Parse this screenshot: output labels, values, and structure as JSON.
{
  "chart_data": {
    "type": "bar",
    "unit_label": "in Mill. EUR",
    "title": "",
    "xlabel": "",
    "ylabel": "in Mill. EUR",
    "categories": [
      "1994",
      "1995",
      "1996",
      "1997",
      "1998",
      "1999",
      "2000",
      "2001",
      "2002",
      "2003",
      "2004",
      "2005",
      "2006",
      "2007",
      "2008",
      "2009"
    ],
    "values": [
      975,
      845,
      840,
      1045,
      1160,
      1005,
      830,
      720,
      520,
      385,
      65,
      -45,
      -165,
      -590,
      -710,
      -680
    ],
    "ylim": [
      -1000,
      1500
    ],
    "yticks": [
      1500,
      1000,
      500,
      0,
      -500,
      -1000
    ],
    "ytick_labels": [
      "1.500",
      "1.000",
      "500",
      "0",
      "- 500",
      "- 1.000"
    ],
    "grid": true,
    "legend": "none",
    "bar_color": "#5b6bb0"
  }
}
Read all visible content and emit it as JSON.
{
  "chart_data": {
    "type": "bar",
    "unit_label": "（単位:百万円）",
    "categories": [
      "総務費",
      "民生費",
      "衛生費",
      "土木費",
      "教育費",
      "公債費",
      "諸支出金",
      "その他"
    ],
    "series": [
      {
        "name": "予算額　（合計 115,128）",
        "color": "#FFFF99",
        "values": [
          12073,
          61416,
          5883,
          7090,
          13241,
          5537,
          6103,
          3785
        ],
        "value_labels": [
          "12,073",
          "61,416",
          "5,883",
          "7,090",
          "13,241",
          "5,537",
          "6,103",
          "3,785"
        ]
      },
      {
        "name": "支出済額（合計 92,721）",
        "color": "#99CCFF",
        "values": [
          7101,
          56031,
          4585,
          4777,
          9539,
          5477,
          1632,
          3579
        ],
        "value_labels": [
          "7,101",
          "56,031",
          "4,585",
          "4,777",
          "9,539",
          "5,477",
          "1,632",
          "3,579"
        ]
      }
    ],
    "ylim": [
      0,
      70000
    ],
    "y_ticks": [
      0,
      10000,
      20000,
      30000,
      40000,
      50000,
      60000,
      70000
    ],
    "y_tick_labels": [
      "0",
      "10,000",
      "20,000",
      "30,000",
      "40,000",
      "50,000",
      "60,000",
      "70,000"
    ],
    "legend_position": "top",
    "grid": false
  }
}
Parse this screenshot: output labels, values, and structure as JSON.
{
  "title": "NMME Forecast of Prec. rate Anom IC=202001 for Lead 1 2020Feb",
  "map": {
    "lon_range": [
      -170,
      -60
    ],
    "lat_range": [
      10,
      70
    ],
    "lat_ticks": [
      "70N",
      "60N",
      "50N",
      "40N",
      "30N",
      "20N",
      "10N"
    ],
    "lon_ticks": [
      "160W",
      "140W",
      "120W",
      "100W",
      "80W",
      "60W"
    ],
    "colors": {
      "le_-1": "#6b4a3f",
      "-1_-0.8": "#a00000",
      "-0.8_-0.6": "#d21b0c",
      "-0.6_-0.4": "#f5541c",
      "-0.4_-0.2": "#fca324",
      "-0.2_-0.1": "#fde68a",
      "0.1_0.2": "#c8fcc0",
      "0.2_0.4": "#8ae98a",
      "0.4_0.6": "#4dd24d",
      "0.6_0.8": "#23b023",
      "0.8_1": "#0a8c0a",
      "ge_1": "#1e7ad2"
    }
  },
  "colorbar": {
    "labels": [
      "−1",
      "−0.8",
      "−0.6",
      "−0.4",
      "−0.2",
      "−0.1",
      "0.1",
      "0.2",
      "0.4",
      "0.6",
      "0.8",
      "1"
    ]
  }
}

++++++++

→ **SET TASK**: Repeat all the records. Match each line exactly.

→ **EXERCISE OUTPUT**:
Parse this screenshot: output labels, values, and structure as JSON.
{
  "chart_data": {
    "type": "bar",
    "unit_label": "in Mill. EUR",
    "title": "",
    "xlabel": "",
    "ylabel": "in Mill. EUR",
    "categories": [
      "1994",
      "1995",
      "1996",
      "1997",
      "1998",
      "1999",
      "2000",
      "2001",
      "2002",
      "2003",
      "2004",
      "2005",
      "2006",
      "2007",
      "2008",
      "2009"
    ],
    "values": [
      975,
      845,
      840,
      1045,
      1160,
      1005,
      830,
      720,
      520,
      385,
      65,
      -45,
      -165,
      -590,
      -710,
      -680
    ],
    "ylim": [
      -1000,
      1500
    ],
    "yticks": [
      1500,
      1000,
      500,
      0,
      -500,
      -1000
    ],
    "ytick_labels": [
      "1.500",
      "1.000",
      "500",
      "0",
      "- 500",
      "- 1.000"
    ],
    "grid": true,
    "legend": "none",
    "bar_color": "#5b6bb0"
  }
}
Read all visible content and emit it as JSON.
{
  "chart_data": {
    "type": "bar",
    "unit_label": "（単位:百万円）",
    "categories": [
      "総務費",
      "民生費",
      "衛生費",
      "土木費",
      "教育費",
      "公債費",
      "諸支出金",
      "その他"
    ],
    "series": [
      {
        "name": "予算額　（合計 115,128）",
        "color": "#FFFF99",
        "values": [
          12073,
          61416,
          5883,
          7090,
          13241,
          5537,
          6103,
          3785
        ],
        "value_labels": [
          "12,073",
          "61,416",
          "5,883",
          "7,090",
          "13,241",
          "5,537",
          "6,103",
          "3,785"
        ]
      },
      {
        "name": "支出済額（合計 92,721）",
        "color": "#99CCFF",
        "values": [
          7101,
          56031,
          4585,
          4777,
          9539,
          5477,
          1632,
          3579
        ],
        "value_labels": [
          "7,101",
          "56,031",
          "4,585",
          "4,777",
          "9,539",
          "5,477",
          "1,632",
          "3,579"
        ]
      }
    ],
    "ylim": [
      0,
      70000
    ],
    "y_ticks": [
      0,
      10000,
      20000,
      30000,
      40000,
      50000,
      60000,
      70000
    ],
    "y_tick_labels": [
      "0",
      "10,000",
      "20,000",
      "30,000",
      "40,000",
      "50,000",
      "60,000",
      "70,000"
    ],
    "legend_position": "top",
    "grid": false
  }
}
Parse this screenshot: output labels, values, and structure as JSON.
{
  "title": "NMME Forecast of Prec. rate Anom IC=202001 for Lead 1 2020Feb",
  "map": {
    "lon_range": [
      -170,
      -60
    ],
    "lat_range": [
      10,
      70
    ],
    "lat_ticks": [
      "70N",
      "60N",
      "50N",
      "40N",
      "30N",
      "20N",
      "10N"
    ],
    "lon_ticks": [
      "160W",
      "140W",
      "120W",
      "100W",
      "80W",
      "60W"
    ],
    "colors": {
      "le_-1": "#6b4a3f",
      "-1_-0.8": "#a00000",
      "-0.8_-0.6": "#d21b0c",
      "-0.6_-0.4": "#f5541c",
      "-0.4_-0.2": "#fca324",
      "-0.2_-0.1": "#fde68a",
      "0.1_0.2": "#c8fcc0",
      "0.2_0.4": "#8ae98a",
      "0.4_0.6": "#4dd24d",
      "0.6_0.8": "#23b023",
      "0.8_1": "#0a8c0a",
      "ge_1": "#1e7ad2"
    }
  },
  "colorbar": {
    "labels": [
      "−1",
      "−0.8",
      "−0.6",
      "−0.4",
      "−0.2",
      "−0.1",
      "0.1",
      "0.2",
      "0.4",
      "0.6",
      "0.8",
      "1"
    ]
  }
}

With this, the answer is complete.